**Goal**
Copy all of the records below verbatim.

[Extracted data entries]
▬▬▬
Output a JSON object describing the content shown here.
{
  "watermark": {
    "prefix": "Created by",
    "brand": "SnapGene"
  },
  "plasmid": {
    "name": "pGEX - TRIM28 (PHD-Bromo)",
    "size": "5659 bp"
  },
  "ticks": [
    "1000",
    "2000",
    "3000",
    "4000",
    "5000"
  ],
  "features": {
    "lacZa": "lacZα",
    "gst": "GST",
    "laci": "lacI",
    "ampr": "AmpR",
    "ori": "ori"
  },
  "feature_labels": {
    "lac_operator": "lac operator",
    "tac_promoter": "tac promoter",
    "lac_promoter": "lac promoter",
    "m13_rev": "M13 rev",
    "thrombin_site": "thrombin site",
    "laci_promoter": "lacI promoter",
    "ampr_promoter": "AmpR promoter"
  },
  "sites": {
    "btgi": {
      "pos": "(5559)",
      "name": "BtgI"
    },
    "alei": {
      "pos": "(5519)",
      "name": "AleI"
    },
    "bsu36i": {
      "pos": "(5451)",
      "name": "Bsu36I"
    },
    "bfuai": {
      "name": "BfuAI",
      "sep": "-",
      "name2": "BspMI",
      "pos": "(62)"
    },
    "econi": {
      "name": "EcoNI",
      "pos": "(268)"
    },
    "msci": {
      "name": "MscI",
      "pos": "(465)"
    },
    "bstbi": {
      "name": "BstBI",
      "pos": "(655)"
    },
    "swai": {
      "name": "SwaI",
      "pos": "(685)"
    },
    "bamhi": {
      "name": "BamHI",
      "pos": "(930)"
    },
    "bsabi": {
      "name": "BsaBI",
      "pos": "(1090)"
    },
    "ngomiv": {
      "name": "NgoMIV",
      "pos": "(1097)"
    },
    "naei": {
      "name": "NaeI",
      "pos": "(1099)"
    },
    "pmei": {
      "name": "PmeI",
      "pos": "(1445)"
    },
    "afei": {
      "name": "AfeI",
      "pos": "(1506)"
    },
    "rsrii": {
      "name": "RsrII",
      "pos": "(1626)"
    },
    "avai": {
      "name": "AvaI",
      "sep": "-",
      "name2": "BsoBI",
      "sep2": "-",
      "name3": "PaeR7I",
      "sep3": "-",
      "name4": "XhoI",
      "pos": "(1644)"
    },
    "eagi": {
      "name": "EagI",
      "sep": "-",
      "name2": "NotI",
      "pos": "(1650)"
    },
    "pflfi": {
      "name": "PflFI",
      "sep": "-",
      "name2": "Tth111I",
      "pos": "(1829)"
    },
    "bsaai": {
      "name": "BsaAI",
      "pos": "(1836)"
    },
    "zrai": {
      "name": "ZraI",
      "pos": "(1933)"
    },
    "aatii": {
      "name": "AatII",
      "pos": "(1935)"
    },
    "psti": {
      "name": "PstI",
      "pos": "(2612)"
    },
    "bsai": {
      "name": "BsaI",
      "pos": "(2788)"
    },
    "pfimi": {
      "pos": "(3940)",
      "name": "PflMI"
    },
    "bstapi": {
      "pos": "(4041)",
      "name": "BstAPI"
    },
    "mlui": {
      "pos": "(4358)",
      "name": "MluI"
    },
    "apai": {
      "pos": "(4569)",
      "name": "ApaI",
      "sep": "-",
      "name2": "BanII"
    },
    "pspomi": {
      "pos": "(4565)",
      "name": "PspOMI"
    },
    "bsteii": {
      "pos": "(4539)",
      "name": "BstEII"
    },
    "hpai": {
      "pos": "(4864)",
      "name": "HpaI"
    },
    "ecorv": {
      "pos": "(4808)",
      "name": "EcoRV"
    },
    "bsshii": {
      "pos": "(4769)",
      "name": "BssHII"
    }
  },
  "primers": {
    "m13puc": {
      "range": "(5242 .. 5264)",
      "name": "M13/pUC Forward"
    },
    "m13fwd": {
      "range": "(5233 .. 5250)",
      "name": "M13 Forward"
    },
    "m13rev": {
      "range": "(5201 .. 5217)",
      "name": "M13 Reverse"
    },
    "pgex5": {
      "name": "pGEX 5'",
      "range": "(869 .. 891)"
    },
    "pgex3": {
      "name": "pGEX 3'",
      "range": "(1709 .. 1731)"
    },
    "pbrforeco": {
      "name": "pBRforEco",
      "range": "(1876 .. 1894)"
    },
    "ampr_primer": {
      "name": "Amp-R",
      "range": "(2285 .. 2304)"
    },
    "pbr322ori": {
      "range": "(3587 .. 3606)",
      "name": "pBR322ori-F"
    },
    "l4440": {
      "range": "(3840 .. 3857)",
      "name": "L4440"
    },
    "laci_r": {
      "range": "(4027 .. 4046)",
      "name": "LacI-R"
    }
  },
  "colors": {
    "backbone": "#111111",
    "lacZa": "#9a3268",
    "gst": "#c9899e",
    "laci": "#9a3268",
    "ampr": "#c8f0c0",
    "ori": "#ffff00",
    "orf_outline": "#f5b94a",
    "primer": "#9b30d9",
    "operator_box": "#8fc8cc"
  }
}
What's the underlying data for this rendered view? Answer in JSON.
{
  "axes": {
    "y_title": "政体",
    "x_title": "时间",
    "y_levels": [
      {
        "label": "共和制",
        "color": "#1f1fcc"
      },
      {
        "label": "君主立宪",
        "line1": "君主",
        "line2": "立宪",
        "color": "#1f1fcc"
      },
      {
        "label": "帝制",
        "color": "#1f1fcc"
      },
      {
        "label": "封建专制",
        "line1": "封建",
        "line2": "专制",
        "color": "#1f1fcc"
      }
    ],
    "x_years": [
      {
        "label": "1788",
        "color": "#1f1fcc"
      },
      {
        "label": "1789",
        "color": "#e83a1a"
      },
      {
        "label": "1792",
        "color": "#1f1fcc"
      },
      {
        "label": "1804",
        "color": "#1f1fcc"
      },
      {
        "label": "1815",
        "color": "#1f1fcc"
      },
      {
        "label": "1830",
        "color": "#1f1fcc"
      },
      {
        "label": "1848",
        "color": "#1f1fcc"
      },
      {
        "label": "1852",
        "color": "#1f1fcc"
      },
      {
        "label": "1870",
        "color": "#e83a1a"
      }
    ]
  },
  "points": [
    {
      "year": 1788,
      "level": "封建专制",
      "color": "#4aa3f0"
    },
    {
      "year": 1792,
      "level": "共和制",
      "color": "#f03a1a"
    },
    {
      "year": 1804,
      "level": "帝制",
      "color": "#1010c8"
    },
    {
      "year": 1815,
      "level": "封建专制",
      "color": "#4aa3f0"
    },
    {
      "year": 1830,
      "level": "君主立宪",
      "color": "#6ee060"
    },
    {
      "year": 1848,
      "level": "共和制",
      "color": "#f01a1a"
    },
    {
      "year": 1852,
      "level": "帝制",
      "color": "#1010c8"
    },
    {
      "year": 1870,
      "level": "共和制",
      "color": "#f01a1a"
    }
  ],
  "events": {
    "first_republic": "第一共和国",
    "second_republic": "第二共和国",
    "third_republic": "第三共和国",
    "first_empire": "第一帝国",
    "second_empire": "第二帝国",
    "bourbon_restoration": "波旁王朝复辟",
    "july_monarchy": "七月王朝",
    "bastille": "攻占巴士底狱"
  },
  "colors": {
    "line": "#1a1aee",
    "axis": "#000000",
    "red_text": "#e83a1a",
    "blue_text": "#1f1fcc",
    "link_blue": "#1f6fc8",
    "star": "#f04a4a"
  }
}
▬▬▬
**Complete output**
Output a JSON object describing the content shown here.
{
  "watermark": {
    "prefix": "Created by",
    "brand": "SnapGene"
  },
  "plasmid": {
    "name": "pGEX - TRIM28 (PHD-Bromo)",
    "size": "5659 bp"
  },
  "ticks": [
    "1000",
    "2000",
    "3000",
    "4000",
    "5000"
  ],
  "features": {
    "lacZa": "lacZα",
    "gst": "GST",
    "laci": "lacI",
    "ampr": "AmpR",
    "ori": "ori"
  },
  "feature_labels": {
    "lac_operator": "lac operator",
    "tac_promoter": "tac promoter",
    "lac_promoter": "lac promoter",
    "m13_rev": "M13 rev",
    "thrombin_site": "thrombin site",
    "laci_promoter": "lacI promoter",
    "ampr_promoter": "AmpR promoter"
  },
  "sites": {
    "btgi": {
      "pos": "(5559)",
      "name": "BtgI"
    },
    "alei": {
      "pos": "(5519)",
      "name": "AleI"
    },
    "bsu36i": {
      "pos": "(5451)",
      "name": "Bsu36I"
    },
    "bfuai": {
      "name": "BfuAI",
      "sep": "-",
      "name2": "BspMI",
      "pos": "(62)"
    },
    "econi": {
      "name": "EcoNI",
      "pos": "(268)"
    },
    "msci": {
      "name": "MscI",
      "pos": "(465)"
    },
    "bstbi": {
      "name": "BstBI",
      "pos": "(655)"
    },
    "swai": {
      "name": "SwaI",
      "pos": "(685)"
    },
    "bamhi": {
      "name": "BamHI",
      "pos": "(930)"
    },
    "bsabi": {
      "name": "BsaBI",
      "pos": "(1090)"
    },
    "ngomiv": {
      "name": "NgoMIV",
      "pos": "(1097)"
    },
    "naei": {
      "name": "NaeI",
      "pos": "(1099)"
    },
    "pmei": {
      "name": "PmeI",
      "pos": "(1445)"
    },
    "afei": {
      "name": "AfeI",
      "pos": "(1506)"
    },
    "rsrii": {
      "name": "RsrII",
      "pos": "(1626)"
    },
    "avai": {
      "name": "AvaI",
      "sep": "-",
      "name2": "BsoBI",
      "sep2": "-",
      "name3": "PaeR7I",
      "sep3": "-",
      "name4": "XhoI",
      "pos": "(1644)"
    },
    "eagi": {
      "name": "EagI",
      "sep": "-",
      "name2": "NotI",
      "pos": "(1650)"
    },
    "pflfi": {
      "name": "PflFI",
      "sep": "-",
      "name2": "Tth111I",
      "pos": "(1829)"
    },
    "bsaai": {
      "name": "BsaAI",
      "pos": "(1836)"
    },
    "zrai": {
      "name": "ZraI",
      "pos": "(1933)"
    },
    "aatii": {
      "name": "AatII",
      "pos": "(1935)"
    },
    "psti": {
      "name": "PstI",
      "pos": "(2612)"
    },
    "bsai": {
      "name": "BsaI",
      "pos": "(2788)"
    },
    "pfimi": {
      "pos": "(3940)",
      "name": "PflMI"
    },
    "bstapi": {
      "pos": "(4041)",
      "name": "BstAPI"
    },
    "mlui": {
      "pos": "(4358)",
      "name": "MluI"
    },
    "apai": {
      "pos": "(4569)",
      "name": "ApaI",
      "sep": "-",
      "name2": "BanII"
    },
    "pspomi": {
      "pos": "(4565)",
      "name": "PspOMI"
    },
    "bsteii": {
      "pos": "(4539)",
      "name": "BstEII"
    },
    "hpai": {
      "pos": "(4864)",
      "name": "HpaI"
    },
    "ecorv": {
      "pos": "(4808)",
      "name": "EcoRV"
    },
    "bsshii": {
      "pos": "(4769)",
      "name": "BssHII"
    }
  },
  "primers": {
    "m13puc": {
      "range": "(5242 .. 5264)",
      "name": "M13/pUC Forward"
    },
    "m13fwd": {
      "range": "(5233 .. 5250)",
      "name": "M13 Forward"
    },
    "m13rev": {
      "range": "(5201 .. 5217)",
      "name": "M13 Reverse"
    },
    "pgex5": {
      "name": "pGEX 5'",
      "range": "(869 .. 891)"
    },
    "pgex3": {
      "name": "pGEX 3'",
      "range": "(1709 .. 1731)"
    },
    "pbrforeco": {
      "name": "pBRforEco",
      "range": "(1876 .. 1894)"
    },
    "ampr_primer": {
      "name": "Amp-R",
      "range": "(2285 .. 2304)"
    },
    "pbr322ori": {
      "range": "(3587 .. 3606)",
      "name": "pBR322ori-F"
    },
    "l4440": {
      "range": "(3840 .. 3857)",
      "name": "L4440"
    },
    "laci_r": {
      "range": "(4027 .. 4046)",
      "name": "LacI-R"
    }
  },
  "colors": {
    "backbone": "#111111",
    "lacZa": "#9a3268",
    "gst": "#c9899e",
    "laci": "#9a3268",
    "ampr": "#c8f0c0",
    "ori": "#ffff00",
    "orf_outline": "#f5b94a",
    "primer": "#9b30d9",
    "operator_box": "#8fc8cc"
  }
}
What's the underlying data for this rendered view? Answer in JSON.
{
  "axes": {
    "y_title": "政体",
    "x_title": "时间",
    "y_levels": [
      {
        "label": "共和制",
        "color": "#1f1fcc"
      },
      {
        "label": "君主立宪",
        "line1": "君主",
        "line2": "立宪",
        "color": "#1f1fcc"
      },
      {
        "label": "帝制",
        "color": "#1f1fcc"
      },
      {
        "label": "封建专制",
        "line1": "封建",
        "line2": "专制",
        "color": "#1f1fcc"
      }
    ],
    "x_years": [
      {
        "label": "1788",
        "color": "#1f1fcc"
      },
      {
        "label": "1789",
        "color": "#e83a1a"
      },
      {
        "label": "1792",
        "color": "#1f1fcc"
      },
      {
        "label": "1804",
        "color": "#1f1fcc"
      },
      {
        "label": "1815",
        "color": "#1f1fcc"
      },
      {
        "label": "1830",
        "color": "#1f1fcc"
      },
      {
        "label": "1848",
        "color": "#1f1fcc"
      },
      {
        "label": "1852",
        "color": "#1f1fcc"
      },
      {
        "label": "1870",
        "color": "#e83a1a"
      }
    ]
  },
  "points": [
    {
      "year": 1788,
      "level": "封建专制",
      "color": "#4aa3f0"
    },
    {
      "year": 1792,
      "level": "共和制",
      "color": "#f03a1a"
    },
    {
      "year": 1804,
      "level": "帝制",
      "color": "#1010c8"
    },
    {
      "year": 1815,
      "level": "封建专制",
      "color": "#4aa3f0"
    },
    {
      "year": 1830,
      "level": "君主立宪",
      "color": "#6ee060"
    },
    {
      "year": 1848,
      "level": "共和制",
      "color": "#f01a1a"
    },
    {
      "year": 1852,
      "level": "帝制",
      "color": "#1010c8"
    },
    {
      "year": 1870,
      "level": "共和制",
      "color": "#f01a1a"
    }
  ],
  "events": {
    "first_republic": "第一共和国",
    "second_republic": "第二共和国",
    "third_republic": "第三共和国",
    "first_empire": "第一帝国",
    "second_empire": "第二帝国",
    "bourbon_restoration": "波旁王朝复辟",
    "july_monarchy": "七月王朝",
    "bastille": "攻占巴士底狱"
  },
  "colors": {
    "line": "#1a1aee",
    "axis": "#000000",
    "red_text": "#e83a1a",
    "blue_text": "#1f1fcc",
    "link_blue": "#1f6fc8",
    "star": "#f04a4a"
  }
}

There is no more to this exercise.